What is asked:
Print only the line with "OCR this image." and the lines after it, ending with the last line of the material, each exactly as it stands.

──────────────────────────────

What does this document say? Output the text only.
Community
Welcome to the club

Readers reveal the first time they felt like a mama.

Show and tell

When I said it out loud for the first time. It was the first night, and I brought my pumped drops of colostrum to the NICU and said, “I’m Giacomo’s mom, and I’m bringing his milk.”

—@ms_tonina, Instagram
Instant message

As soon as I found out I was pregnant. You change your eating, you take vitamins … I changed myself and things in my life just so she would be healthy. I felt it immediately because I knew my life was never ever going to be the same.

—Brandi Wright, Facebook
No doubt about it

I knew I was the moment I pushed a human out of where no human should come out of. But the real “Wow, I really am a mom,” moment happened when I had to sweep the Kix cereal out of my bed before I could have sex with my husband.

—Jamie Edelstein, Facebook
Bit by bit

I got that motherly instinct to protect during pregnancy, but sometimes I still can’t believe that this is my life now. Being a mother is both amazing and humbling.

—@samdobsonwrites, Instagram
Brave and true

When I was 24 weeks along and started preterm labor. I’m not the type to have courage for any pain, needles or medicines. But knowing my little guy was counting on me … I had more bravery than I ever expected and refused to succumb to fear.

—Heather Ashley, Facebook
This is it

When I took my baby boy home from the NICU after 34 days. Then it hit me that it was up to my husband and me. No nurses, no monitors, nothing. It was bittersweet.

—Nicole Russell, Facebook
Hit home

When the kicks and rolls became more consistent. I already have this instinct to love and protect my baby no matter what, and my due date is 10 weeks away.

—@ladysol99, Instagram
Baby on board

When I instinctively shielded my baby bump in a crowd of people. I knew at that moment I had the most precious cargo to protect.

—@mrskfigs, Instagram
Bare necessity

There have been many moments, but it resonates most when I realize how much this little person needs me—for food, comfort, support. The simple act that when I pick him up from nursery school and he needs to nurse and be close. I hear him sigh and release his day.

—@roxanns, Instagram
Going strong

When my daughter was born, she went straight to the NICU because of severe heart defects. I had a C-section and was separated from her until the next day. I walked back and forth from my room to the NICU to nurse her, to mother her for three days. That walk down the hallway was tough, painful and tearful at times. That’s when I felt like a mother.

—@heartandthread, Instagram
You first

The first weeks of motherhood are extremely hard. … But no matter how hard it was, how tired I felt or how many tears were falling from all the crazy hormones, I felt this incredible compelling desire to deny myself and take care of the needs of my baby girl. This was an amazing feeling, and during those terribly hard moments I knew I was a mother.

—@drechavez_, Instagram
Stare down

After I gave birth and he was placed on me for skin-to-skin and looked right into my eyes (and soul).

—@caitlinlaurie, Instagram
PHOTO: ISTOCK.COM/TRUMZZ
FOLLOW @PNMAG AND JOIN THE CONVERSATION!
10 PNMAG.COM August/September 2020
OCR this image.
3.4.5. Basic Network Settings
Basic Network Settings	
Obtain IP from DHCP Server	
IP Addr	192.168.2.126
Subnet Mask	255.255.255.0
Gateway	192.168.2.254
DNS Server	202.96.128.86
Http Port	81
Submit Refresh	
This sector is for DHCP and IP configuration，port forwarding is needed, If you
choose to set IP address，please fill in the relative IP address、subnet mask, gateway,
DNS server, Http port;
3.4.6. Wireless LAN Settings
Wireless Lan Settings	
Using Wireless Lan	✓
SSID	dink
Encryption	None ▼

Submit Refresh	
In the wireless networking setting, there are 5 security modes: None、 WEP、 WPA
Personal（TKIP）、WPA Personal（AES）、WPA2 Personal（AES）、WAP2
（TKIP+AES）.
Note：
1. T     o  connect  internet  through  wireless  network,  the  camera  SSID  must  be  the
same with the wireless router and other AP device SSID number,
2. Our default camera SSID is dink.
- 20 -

──────────────────────────────

Solution to this exercise:
OCR this image.
3.4.5. Basic Network Settings
Basic Network Settings	
Obtain IP from DHCP Server	
IP Addr	192.168.2.126
Subnet Mask	255.255.255.0
Gateway	192.168.2.254
DNS Server	202.96.128.86
Http Port	81
Submit Refresh	
This sector is for DHCP and IP configuration，port forwarding is needed, If you
choose to set IP address，please fill in the relative IP address、subnet mask, gateway,
DNS server, Http port;
3.4.6. Wireless LAN Settings
Wireless Lan Settings	
Using Wireless Lan	✓
SSID	dink
Encryption	None ▼

Submit Refresh	
In the wireless networking setting, there are 5 security modes: None、 WEP、 WPA
Personal（TKIP）、WPA Personal（AES）、WPA2 Personal（AES）、WAP2
（TKIP+AES）.
Note：
1. T     o  connect  internet  through  wireless  network,  the  camera  SSID  must  be  the
same with the wireless router and other AP device SSID number,
2. Our default camera SSID is dink.
- 20 -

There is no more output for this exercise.